Collected data entries:
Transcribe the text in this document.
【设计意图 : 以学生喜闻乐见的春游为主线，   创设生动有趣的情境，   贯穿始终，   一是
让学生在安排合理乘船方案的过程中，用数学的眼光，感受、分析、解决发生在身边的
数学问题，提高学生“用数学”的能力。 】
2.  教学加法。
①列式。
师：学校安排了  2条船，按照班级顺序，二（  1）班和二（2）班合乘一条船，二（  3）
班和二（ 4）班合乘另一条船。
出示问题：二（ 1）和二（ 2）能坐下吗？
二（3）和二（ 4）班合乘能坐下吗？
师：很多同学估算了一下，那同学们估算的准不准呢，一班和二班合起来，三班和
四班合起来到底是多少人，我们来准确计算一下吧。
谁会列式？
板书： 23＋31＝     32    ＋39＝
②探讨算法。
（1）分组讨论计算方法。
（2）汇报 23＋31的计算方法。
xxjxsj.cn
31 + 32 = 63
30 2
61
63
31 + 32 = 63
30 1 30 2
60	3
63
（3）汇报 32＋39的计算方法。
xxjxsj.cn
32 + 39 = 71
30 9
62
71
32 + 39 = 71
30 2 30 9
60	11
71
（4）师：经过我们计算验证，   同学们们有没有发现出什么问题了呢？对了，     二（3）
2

Exercise objective: Every line of the data above should be reproduced word for word.

The result:
Transcribe the text in this document.
【设计意图 : 以学生喜闻乐见的春游为主线，   创设生动有趣的情境，   贯穿始终，   一是
让学生在安排合理乘船方案的过程中，用数学的眼光，感受、分析、解决发生在身边的
数学问题，提高学生“用数学”的能力。 】
2.  教学加法。
①列式。
师：学校安排了  2条船，按照班级顺序，二（  1）班和二（2）班合乘一条船，二（  3）
班和二（ 4）班合乘另一条船。
出示问题：二（ 1）和二（ 2）能坐下吗？
二（3）和二（ 4）班合乘能坐下吗？
师：很多同学估算了一下，那同学们估算的准不准呢，一班和二班合起来，三班和
四班合起来到底是多少人，我们来准确计算一下吧。
谁会列式？
板书： 23＋31＝     32    ＋39＝
②探讨算法。
（1）分组讨论计算方法。
（2）汇报 23＋31的计算方法。
xxjxsj.cn
31 + 32 = 63
30 2
61
63
31 + 32 = 63
30 1 30 2
60	3
63
（3）汇报 32＋39的计算方法。
xxjxsj.cn
32 + 39 = 71
30 9
62
71
32 + 39 = 71
30 2 30 9
60	11
71
（4）师：经过我们计算验证，   同学们们有没有发现出什么问题了呢？对了，     二（3）
2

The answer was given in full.